= DIRECTIONS FOR THIS TASK =
Reproduce the listing word for word. Skip any image.

= EXCERPTED DATA =
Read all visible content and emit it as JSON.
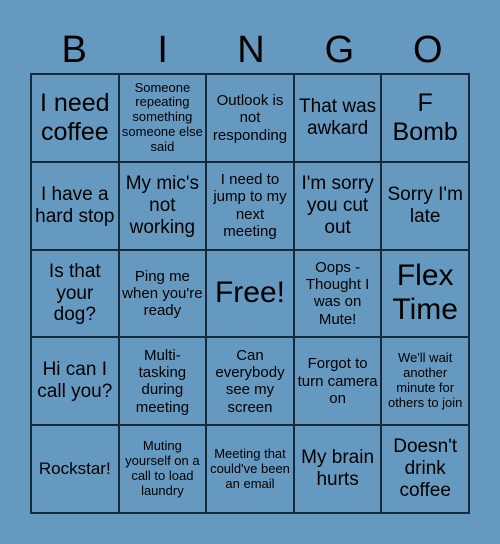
{
  "header": {
    "letters": [
      "B",
      "I",
      "N",
      "G",
      "O"
    ]
  },
  "colors": {
    "background": "#6699bf",
    "border": "#1a2a3a"
  },
  "cells": [
    [
      "I need coffee",
      "Someone repeating something someone else said",
      "Outlook is not responding",
      "That was awkard",
      "F Bomb"
    ],
    [
      "I have a hard stop",
      "My mic's not working",
      "I need to jump to my next meeting",
      "I'm sorry you cut out",
      "Sorry I'm late"
    ],
    [
      "Is that your dog?",
      "Ping me when you're ready",
      "Free!",
      "Oops - Thought I was on Mute!",
      "Flex Time"
    ],
    [
      "Hi can I call you?",
      "Multi-tasking during meeting",
      "Can everybody see my screen",
      "Forgot to turn camera on",
      "We'll wait another minute for others to join"
    ],
    [
      "Rockstar!",
      "Muting yourself on a call to load laundry",
      "Meeting that could've been an email",
      "My brain hurts",
      "Doesn't drink coffee"
    ]
  ]
}
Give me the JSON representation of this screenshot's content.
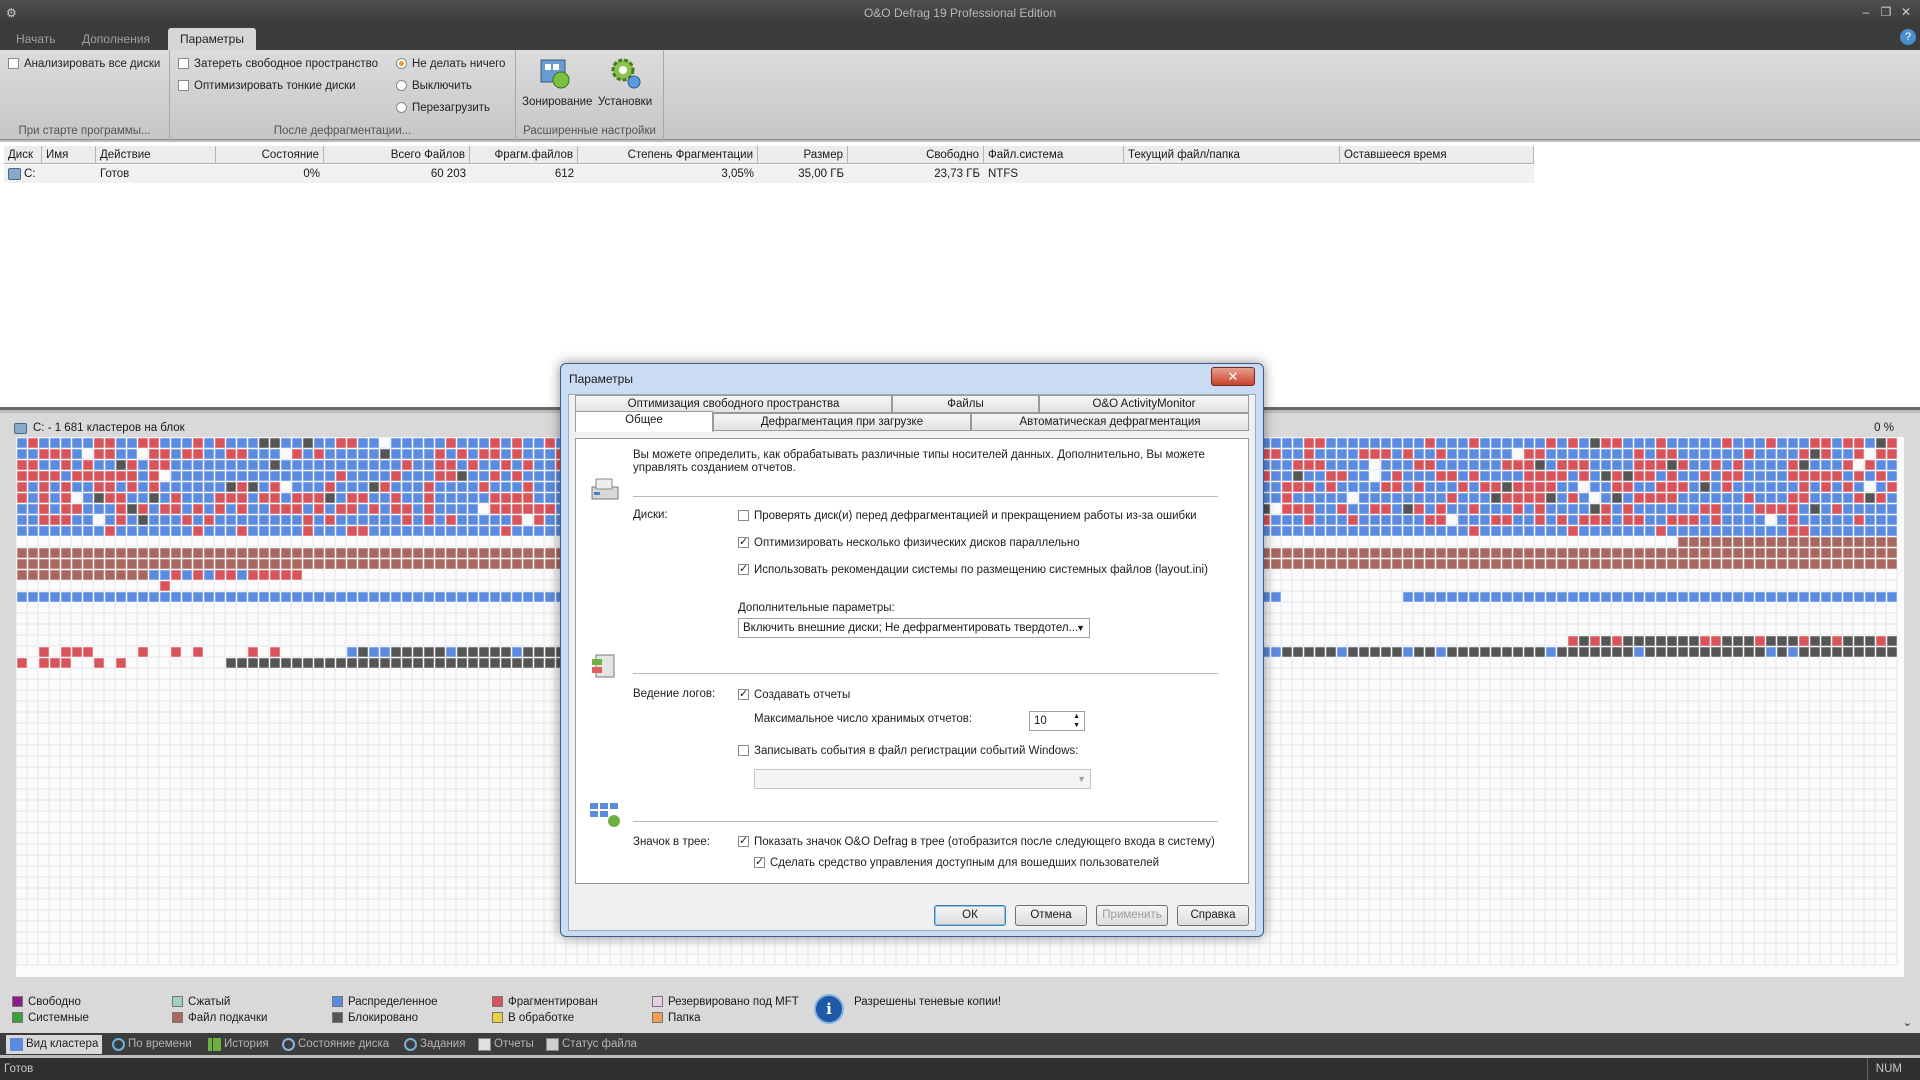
{
  "window": {
    "title": "O&O Defrag 19 Professional Edition"
  },
  "ribbon": {
    "tabs": [
      "Начать",
      "Дополнения",
      "Параметры"
    ],
    "startup": {
      "analyze_all": "Анализировать все диски",
      "group_label": "При старте программы..."
    },
    "after": {
      "wipe_free": "Затереть свободное пространство",
      "optimize_thin": "Оптимизировать тонкие диски",
      "do_nothing": "Не делать ничего",
      "shutdown": "Выключить",
      "restart": "Перезагрузить",
      "group_label": "После дефрагментации..."
    },
    "advanced": {
      "zoning": "Зонирование",
      "settings": "Установки",
      "group_label": "Расширенные настройки"
    }
  },
  "table": {
    "headers": [
      "Диск",
      "Имя",
      "Действие",
      "Состояние",
      "Всего Файлов",
      "Фрагм.файлов",
      "Степень Фрагментации",
      "Размер",
      "Свободно",
      "Файл.система",
      "Текущий файл/папка",
      "Оставшееся время"
    ],
    "row": {
      "disk": "C:",
      "action": "Готов",
      "state": "0%",
      "total_files": "60 203",
      "frag_files": "612",
      "frag_degree": "3,05%",
      "size": "35,00 ГБ",
      "free": "23,73 ГБ",
      "fs": "NTFS"
    }
  },
  "clustermap": {
    "header": "C: - 1 681 кластеров на блок",
    "percent": "0 %"
  },
  "legend": {
    "free": "Свободно",
    "system": "Системные",
    "compressed": "Сжатый",
    "pagefile": "Файл подкачки",
    "allocated": "Распределенное",
    "locked": "Блокировано",
    "fragmented": "Фрагментирован",
    "processing": "В обработке",
    "mft": "Резервировано под MFT",
    "folder": "Папка",
    "shadow": "Разрешены теневые копии!",
    "colors": {
      "free": "#8a1f8a",
      "system": "#3aa03a",
      "compressed": "#9fd0c8",
      "pagefile": "#a86860",
      "allocated": "#5b8be0",
      "locked": "#555555",
      "fragmented": "#d9535a",
      "processing": "#e8d040",
      "mft": "#e8d0e8",
      "folder": "#f0a050"
    }
  },
  "bottom_tabs": [
    "Вид кластера",
    "По времени",
    "История",
    "Состояние диска",
    "Задания",
    "Отчеты",
    "Статус файла"
  ],
  "status": {
    "text": "Готов",
    "num": "NUM"
  },
  "dialog": {
    "title": "Параметры",
    "tabs_top": [
      "Оптимизация свободного пространства",
      "Файлы",
      "O&O ActivityMonitor"
    ],
    "tabs_bottom": [
      "Общее",
      "Дефрагментация при загрузке",
      "Автоматическая дефрагментация"
    ],
    "intro_line1": "Вы можете определить, как обрабатывать различные типы носителей данных. Дополнительно, Вы можете",
    "intro_line2": "управлять созданием отчетов.",
    "disks_label": "Диски:",
    "check_disk": "Проверять диск(и) перед дефрагментацией и прекращением работы из-за ошибки",
    "parallel": "Оптимизировать несколько физических дисков параллельно",
    "layout": "Использовать рекомендации системы по размещению системных файлов (layout.ini)",
    "extra_label": "Дополнительные параметры:",
    "extra_value": "Включить внешние диски; Не дефрагментировать твердотел...",
    "logs_label": "Ведение логов:",
    "create_reports": "Создавать отчеты",
    "max_reports_label": "Максимальное число хранимых отчетов:",
    "max_reports": "10",
    "event_log": "Записывать события в файл регистрации событий Windows:",
    "tray_label": "Значок в трее:",
    "tray_show": "Показать значок O&O Defrag в трее (отобразится после следующего входа в систему)",
    "tray_users": "Сделать средство управления доступным для вошедших пользователей",
    "ok": "ОК",
    "cancel": "Отмена",
    "apply": "Применить",
    "help": "Справка"
  }
}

= FINAL RESULT =
Read all visible content and emit it as JSON.
{
  "header": {
    "letters": [
      "B",
      "I",
      "N",
      "G",
      "O"
    ]
  },
  "colors": {
    "background": "#6699bf",
    "border": "#1a2a3a"
  },
  "cells": [
    [
      "I need coffee",
      "Someone repeating something someone else said",
      "Outlook is not responding",
      "That was awkard",
      "F Bomb"
    ],
    [
      "I have a hard stop",
      "My mic's not working",
      "I need to jump to my next meeting",
      "I'm sorry you cut out",
      "Sorry I'm late"
    ],
    [
      "Is that your dog?",
      "Ping me when you're ready",
      "Free!",
      "Oops - Thought I was on Mute!",
      "Flex Time"
    ],
    [
      "Hi can I call you?",
      "Multi-tasking during meeting",
      "Can everybody see my screen",
      "Forgot to turn camera on",
      "We'll wait another minute for others to join"
    ],
    [
      "Rockstar!",
      "Muting yourself on a call to load laundry",
      "Meeting that could've been an email",
      "My brain hurts",
      "Doesn't drink coffee"
    ]
  ]
}
Give me the JSON representation of this screenshot's content.
{
  "window": {
    "title": "O&O Defrag 19 Professional Edition"
  },
  "ribbon": {
    "tabs": [
      "Начать",
      "Дополнения",
      "Параметры"
    ],
    "startup": {
      "analyze_all": "Анализировать все диски",
      "group_label": "При старте программы..."
    },
    "after": {
      "wipe_free": "Затереть свободное пространство",
      "optimize_thin": "Оптимизировать тонкие диски",
      "do_nothing": "Не делать ничего",
      "shutdown": "Выключить",
      "restart": "Перезагрузить",
      "group_label": "После дефрагментации..."
    },
    "advanced": {
      "zoning": "Зонирование",
      "settings": "Установки",
      "group_label": "Расширенные настройки"
    }
  },
  "table": {
    "headers": [
      "Диск",
      "Имя",
      "Действие",
      "Состояние",
      "Всего Файлов",
      "Фрагм.файлов",
      "Степень Фрагментации",
      "Размер",
      "Свободно",
      "Файл.система",
      "Текущий файл/папка",
      "Оставшееся время"
    ],
    "row": {
      "disk": "C:",
      "action": "Готов",
      "state": "0%",
      "total_files": "60 203",
      "frag_files": "612",
      "frag_degree": "3,05%",
      "size": "35,00 ГБ",
      "free": "23,73 ГБ",
      "fs": "NTFS"
    }
  },
  "clustermap": {
    "header": "C: - 1 681 кластеров на блок",
    "percent": "0 %"
  },
  "legend": {
    "free": "Свободно",
    "system": "Системные",
    "compressed": "Сжатый",
    "pagefile": "Файл подкачки",
    "allocated": "Распределенное",
    "locked": "Блокировано",
    "fragmented": "Фрагментирован",
    "processing": "В обработке",
    "mft": "Резервировано под MFT",
    "folder": "Папка",
    "shadow": "Разрешены теневые копии!",
    "colors": {
      "free": "#8a1f8a",
      "system": "#3aa03a",
      "compressed": "#9fd0c8",
      "pagefile": "#a86860",
      "allocated": "#5b8be0",
      "locked": "#555555",
      "fragmented": "#d9535a",
      "processing": "#e8d040",
      "mft": "#e8d0e8",
      "folder": "#f0a050"
    }
  },
  "bottom_tabs": [
    "Вид кластера",
    "По времени",
    "История",
    "Состояние диска",
    "Задания",
    "Отчеты",
    "Статус файла"
  ],
  "status": {
    "text": "Готов",
    "num": "NUM"
  },
  "dialog": {
    "title": "Параметры",
    "tabs_top": [
      "Оптимизация свободного пространства",
      "Файлы",
      "O&O ActivityMonitor"
    ],
    "tabs_bottom": [
      "Общее",
      "Дефрагментация при загрузке",
      "Автоматическая дефрагментация"
    ],
    "intro_line1": "Вы можете определить, как обрабатывать различные типы носителей данных. Дополнительно, Вы можете",
    "intro_line2": "управлять созданием отчетов.",
    "disks_label": "Диски:",
    "check_disk": "Проверять диск(и) перед дефрагментацией и прекращением работы из-за ошибки",
    "parallel": "Оптимизировать несколько физических дисков параллельно",
    "layout": "Использовать рекомендации системы по размещению системных файлов (layout.ini)",
    "extra_label": "Дополнительные параметры:",
    "extra_value": "Включить внешние диски; Не дефрагментировать твердотел...",
    "logs_label": "Ведение логов:",
    "create_reports": "Создавать отчеты",
    "max_reports_label": "Максимальное число хранимых отчетов:",
    "max_reports": "10",
    "event_log": "Записывать события в файл регистрации событий Windows:",
    "tray_label": "Значок в трее:",
    "tray_show": "Показать значок O&O Defrag в трее (отобразится после следующего входа в систему)",
    "tray_users": "Сделать средство управления доступным для вошедших пользователей",
    "ok": "ОК",
    "cancel": "Отмена",
    "apply": "Применить",
    "help": "Справка"
  }
}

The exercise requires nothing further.